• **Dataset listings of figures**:

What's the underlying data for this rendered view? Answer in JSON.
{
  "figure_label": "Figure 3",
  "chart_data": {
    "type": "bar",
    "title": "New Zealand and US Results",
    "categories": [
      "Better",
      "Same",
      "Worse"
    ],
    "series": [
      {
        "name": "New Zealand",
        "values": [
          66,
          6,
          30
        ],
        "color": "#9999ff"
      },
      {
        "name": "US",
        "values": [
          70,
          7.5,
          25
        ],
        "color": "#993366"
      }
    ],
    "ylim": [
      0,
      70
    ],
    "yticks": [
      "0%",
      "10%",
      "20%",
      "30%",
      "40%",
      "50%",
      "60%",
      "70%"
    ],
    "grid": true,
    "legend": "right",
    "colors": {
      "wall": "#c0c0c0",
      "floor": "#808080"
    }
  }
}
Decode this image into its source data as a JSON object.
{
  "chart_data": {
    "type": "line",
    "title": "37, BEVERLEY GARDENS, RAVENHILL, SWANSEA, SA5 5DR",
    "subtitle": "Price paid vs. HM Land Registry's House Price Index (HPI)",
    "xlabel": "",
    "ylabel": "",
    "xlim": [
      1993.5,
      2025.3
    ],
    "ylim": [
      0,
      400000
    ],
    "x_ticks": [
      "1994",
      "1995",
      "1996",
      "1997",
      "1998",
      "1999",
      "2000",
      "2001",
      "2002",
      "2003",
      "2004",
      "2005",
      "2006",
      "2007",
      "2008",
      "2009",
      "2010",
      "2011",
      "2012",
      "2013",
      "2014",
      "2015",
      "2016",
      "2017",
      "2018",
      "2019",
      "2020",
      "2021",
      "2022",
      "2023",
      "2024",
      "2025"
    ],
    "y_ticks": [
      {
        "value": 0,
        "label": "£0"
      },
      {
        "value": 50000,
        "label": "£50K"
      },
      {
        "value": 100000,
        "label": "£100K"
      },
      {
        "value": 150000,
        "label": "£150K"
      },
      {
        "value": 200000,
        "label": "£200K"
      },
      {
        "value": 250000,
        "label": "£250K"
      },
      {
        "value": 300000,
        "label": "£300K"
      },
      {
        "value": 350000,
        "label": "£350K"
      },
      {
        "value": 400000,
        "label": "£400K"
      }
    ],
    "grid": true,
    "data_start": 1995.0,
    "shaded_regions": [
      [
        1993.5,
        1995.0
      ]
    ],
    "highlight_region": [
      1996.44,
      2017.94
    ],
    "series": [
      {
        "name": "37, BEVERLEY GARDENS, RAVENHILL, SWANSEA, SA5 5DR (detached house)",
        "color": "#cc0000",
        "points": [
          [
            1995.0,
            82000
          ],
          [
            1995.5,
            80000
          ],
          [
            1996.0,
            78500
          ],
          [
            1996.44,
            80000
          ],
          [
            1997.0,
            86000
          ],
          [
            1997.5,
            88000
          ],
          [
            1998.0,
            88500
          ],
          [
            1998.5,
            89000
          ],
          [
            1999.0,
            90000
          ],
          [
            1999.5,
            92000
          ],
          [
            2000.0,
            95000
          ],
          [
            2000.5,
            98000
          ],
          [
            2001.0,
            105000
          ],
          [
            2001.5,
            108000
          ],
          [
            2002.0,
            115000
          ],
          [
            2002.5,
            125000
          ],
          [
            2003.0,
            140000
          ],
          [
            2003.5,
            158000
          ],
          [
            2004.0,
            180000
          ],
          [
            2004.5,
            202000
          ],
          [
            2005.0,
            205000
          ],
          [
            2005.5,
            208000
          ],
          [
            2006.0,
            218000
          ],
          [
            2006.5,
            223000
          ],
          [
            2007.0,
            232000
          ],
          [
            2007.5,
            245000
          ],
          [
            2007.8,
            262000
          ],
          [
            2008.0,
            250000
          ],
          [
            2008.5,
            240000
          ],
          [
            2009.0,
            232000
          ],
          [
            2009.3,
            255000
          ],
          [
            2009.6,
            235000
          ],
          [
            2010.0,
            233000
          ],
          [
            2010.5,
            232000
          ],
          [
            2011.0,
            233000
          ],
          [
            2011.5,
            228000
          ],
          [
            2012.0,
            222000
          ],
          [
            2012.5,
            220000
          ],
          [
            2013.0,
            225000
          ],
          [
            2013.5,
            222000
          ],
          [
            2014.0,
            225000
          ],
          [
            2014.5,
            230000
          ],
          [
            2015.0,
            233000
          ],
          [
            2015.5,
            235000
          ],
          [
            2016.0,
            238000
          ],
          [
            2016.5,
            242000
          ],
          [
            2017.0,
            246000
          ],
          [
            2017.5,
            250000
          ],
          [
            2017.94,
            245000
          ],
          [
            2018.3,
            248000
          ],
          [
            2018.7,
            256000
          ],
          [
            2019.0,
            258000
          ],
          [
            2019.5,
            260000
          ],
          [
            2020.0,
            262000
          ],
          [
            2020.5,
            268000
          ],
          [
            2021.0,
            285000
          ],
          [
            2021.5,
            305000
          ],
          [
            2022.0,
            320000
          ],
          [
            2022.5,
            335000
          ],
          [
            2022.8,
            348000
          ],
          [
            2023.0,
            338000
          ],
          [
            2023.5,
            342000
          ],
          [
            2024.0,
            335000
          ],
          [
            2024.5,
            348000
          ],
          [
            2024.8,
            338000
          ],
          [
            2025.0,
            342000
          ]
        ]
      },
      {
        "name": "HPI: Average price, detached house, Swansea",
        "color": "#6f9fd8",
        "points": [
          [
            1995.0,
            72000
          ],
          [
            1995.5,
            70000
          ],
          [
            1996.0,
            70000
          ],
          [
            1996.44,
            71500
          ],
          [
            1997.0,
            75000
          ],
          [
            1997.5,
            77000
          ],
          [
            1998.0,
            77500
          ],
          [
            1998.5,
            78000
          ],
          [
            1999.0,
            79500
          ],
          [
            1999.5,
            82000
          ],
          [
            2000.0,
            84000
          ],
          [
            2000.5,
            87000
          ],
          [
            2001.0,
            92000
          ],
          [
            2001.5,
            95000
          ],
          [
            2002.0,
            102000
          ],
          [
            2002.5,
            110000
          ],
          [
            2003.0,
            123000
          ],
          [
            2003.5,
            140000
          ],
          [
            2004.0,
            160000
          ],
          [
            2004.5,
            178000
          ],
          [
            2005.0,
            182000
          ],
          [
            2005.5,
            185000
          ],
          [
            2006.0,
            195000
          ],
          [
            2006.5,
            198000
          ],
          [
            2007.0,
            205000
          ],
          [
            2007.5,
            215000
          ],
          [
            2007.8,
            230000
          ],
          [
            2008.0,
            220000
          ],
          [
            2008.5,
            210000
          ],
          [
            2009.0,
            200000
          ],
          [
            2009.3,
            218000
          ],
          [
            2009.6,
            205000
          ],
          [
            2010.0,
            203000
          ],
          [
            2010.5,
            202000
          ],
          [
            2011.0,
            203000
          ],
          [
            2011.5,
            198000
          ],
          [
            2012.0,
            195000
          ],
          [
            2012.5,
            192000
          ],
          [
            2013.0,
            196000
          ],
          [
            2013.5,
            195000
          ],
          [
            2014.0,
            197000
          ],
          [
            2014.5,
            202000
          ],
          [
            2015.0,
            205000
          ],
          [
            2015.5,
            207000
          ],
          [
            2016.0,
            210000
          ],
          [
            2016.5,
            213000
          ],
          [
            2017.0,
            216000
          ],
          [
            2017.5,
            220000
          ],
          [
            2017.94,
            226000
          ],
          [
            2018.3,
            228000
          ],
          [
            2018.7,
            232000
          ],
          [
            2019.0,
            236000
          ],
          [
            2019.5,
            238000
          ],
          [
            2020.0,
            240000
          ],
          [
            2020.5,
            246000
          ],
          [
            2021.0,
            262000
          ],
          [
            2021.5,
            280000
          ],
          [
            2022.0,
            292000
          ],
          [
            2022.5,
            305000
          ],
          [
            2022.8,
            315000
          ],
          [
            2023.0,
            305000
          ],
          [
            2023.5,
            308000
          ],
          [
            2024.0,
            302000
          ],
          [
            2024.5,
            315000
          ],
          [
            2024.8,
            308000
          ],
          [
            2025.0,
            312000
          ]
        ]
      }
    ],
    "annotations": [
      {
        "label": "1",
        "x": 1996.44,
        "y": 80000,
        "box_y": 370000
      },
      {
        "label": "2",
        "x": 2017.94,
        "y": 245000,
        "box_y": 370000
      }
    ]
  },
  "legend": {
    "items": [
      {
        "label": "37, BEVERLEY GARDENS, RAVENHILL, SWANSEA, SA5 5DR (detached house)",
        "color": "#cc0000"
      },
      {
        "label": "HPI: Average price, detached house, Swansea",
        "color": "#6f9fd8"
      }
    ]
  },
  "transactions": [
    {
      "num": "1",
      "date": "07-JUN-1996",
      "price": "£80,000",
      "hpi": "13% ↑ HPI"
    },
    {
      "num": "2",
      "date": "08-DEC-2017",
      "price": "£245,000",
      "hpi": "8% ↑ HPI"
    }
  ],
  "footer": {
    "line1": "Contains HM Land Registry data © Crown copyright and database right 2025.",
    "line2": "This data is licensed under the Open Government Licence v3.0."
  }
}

• **Goal of the exercise**:
List all lines above in which the string "detached" appears.

• **Exercise answer**:
        "name": "37, BEVERLEY GARDENS, RAVENHILL, SWANSEA, SA5 5DR (detached house)",
        "name": "HPI: Average price, detached house, Swansea",
        "label": "37, BEVERLEY GARDENS, RAVENHILL, SWANSEA, SA5 5DR (detached house)",
        "label": "HPI: Average price, detached house, Swansea",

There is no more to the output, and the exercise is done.